* Directive
Your task is to copy every line of the entries that contains "是等比数列".

* Provided records
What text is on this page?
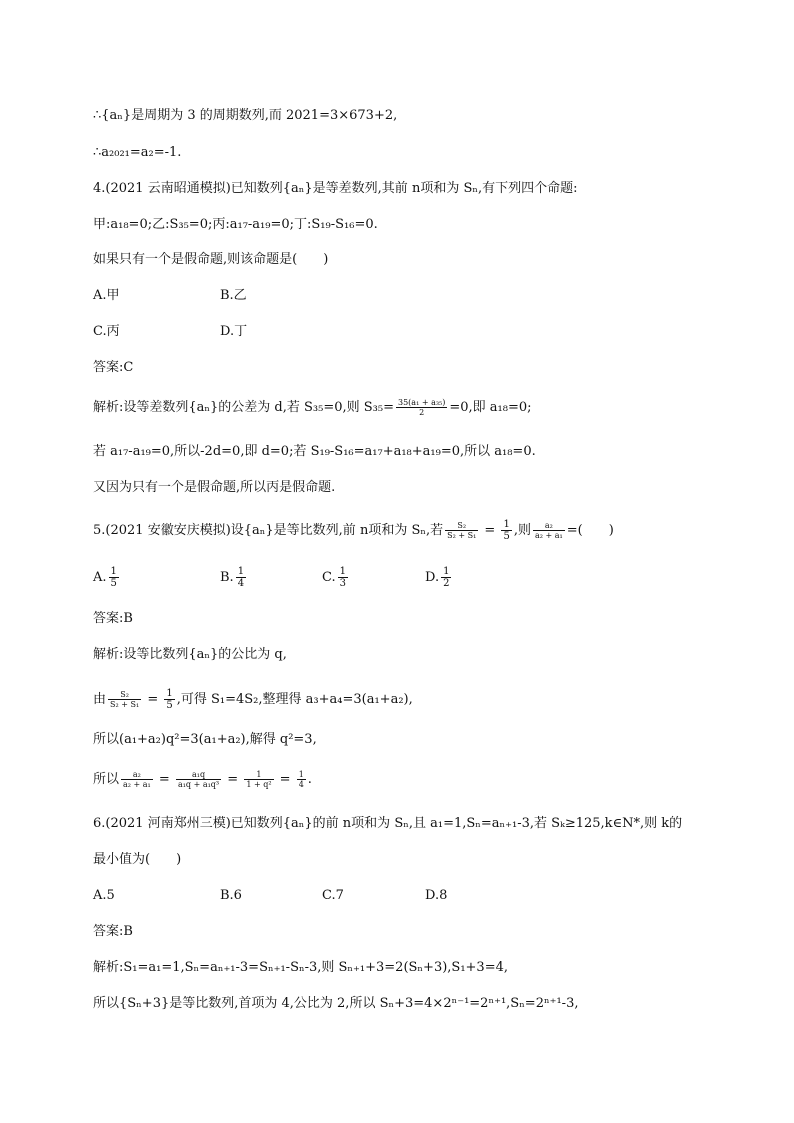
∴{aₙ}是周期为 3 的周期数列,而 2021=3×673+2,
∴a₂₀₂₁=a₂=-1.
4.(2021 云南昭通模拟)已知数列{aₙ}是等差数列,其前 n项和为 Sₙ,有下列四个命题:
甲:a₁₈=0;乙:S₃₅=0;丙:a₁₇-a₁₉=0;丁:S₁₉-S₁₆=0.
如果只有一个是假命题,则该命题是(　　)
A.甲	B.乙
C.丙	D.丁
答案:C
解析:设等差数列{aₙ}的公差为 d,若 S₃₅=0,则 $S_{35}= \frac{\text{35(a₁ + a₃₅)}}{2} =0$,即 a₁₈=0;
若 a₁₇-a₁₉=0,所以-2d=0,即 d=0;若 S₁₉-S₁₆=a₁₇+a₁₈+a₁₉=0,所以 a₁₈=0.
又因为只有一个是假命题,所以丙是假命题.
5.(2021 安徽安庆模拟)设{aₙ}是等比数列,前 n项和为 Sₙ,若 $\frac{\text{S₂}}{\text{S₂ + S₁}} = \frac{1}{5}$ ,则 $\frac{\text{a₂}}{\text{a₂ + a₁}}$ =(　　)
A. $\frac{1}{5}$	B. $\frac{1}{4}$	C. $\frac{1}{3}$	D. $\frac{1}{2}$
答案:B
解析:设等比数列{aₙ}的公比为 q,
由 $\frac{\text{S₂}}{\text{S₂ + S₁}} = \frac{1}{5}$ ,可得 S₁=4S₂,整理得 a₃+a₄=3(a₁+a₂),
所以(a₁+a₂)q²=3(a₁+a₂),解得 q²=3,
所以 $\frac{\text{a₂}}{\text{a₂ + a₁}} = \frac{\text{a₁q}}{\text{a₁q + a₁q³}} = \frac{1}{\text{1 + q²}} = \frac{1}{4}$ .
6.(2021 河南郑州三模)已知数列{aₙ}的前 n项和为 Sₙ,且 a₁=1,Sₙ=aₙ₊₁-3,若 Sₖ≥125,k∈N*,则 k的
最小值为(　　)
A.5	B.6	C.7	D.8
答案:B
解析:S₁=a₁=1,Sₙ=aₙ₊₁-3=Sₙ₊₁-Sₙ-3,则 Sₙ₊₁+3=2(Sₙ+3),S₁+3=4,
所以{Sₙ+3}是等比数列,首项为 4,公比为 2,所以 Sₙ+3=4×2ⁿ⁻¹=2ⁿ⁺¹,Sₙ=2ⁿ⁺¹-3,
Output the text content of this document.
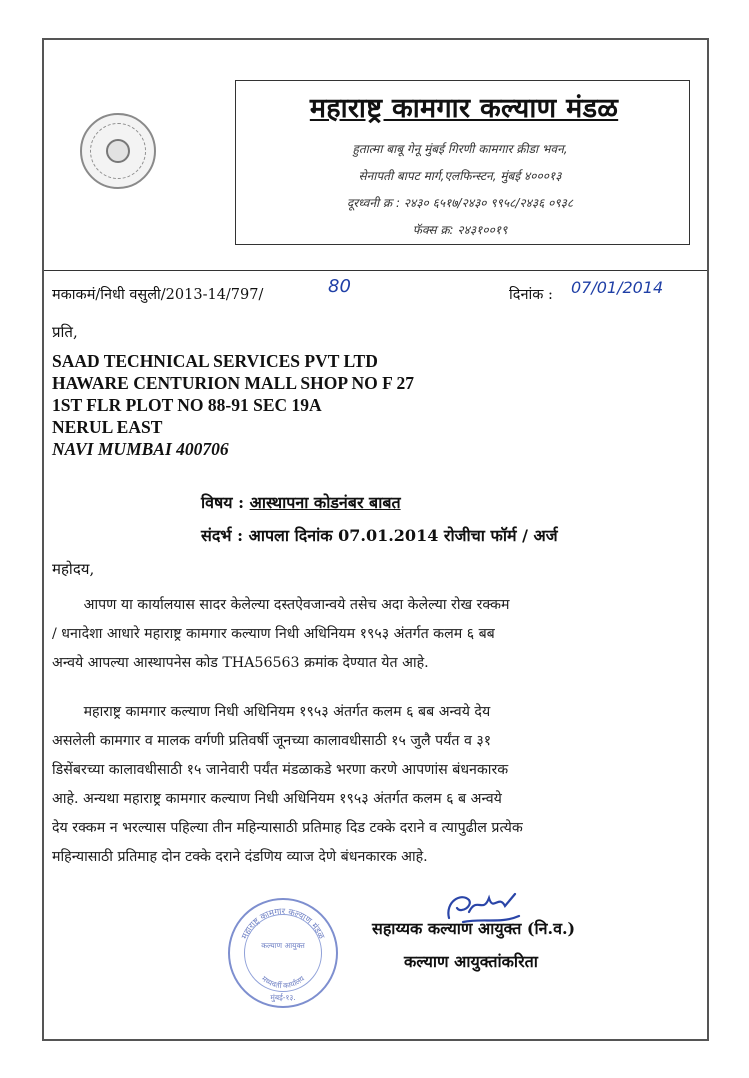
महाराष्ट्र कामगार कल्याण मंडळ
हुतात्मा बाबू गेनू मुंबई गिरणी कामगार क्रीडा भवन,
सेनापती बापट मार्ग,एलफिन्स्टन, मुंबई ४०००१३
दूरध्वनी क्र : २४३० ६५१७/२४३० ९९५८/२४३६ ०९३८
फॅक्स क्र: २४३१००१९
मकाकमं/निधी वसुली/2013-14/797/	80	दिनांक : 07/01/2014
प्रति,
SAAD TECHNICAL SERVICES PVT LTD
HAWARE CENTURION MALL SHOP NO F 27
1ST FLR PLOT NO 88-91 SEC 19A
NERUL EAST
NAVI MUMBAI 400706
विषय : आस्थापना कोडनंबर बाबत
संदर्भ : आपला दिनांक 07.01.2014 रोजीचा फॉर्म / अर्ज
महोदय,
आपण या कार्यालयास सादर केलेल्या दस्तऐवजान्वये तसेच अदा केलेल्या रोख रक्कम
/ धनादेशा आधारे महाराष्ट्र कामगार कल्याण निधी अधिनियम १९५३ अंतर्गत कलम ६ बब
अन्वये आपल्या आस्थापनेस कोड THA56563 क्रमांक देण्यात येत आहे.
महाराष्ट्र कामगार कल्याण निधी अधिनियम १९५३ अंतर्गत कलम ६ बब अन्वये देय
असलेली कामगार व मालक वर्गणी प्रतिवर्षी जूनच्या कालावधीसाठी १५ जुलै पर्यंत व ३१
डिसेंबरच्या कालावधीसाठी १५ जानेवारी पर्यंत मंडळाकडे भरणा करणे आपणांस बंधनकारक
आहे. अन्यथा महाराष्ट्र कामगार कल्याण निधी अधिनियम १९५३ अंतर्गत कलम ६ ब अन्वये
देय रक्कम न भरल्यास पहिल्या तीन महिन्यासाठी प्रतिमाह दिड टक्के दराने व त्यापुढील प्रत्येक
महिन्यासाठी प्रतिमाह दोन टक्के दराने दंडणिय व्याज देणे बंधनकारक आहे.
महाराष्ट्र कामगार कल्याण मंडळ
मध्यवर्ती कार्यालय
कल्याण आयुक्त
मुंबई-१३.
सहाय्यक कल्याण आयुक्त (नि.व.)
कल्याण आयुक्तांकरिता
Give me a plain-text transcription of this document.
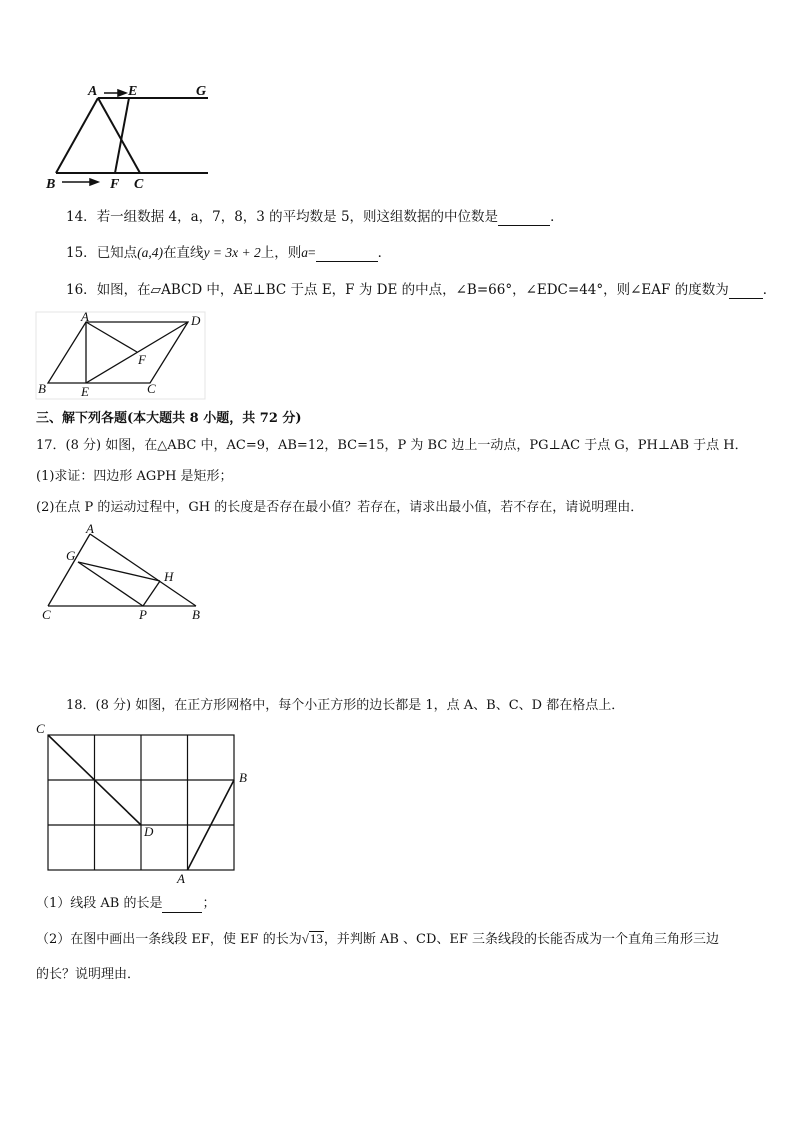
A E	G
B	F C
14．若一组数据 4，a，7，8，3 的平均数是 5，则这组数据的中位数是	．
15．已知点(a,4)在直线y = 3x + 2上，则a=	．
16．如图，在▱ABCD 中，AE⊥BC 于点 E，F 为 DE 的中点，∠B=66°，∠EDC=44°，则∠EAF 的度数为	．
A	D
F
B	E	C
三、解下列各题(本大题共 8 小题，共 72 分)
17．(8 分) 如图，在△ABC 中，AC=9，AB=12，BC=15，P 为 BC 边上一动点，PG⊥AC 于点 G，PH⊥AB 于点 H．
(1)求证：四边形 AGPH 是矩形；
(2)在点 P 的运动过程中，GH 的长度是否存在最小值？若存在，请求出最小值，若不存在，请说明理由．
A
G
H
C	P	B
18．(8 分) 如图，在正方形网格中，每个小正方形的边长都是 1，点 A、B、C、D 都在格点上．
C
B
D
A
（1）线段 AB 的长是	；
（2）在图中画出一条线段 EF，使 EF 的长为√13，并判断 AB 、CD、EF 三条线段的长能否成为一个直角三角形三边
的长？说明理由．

* Exercise result
5.(2021 安徽安庆模拟)设{aₙ}是等比数列,前 n项和为 Sₙ,若 $\frac{\text{S₂}}{\text{S₂ + S₁}} = \frac{1}{5}$ ,则 $\frac{\text{a₂}}{\text{a₂ + a₁}}$ =(　　)
所以{Sₙ+3}是等比数列,首项为 4,公比为 2,所以 Sₙ+3=4×2ⁿ⁻¹=2ⁿ⁺¹,Sₙ=2ⁿ⁺¹-3,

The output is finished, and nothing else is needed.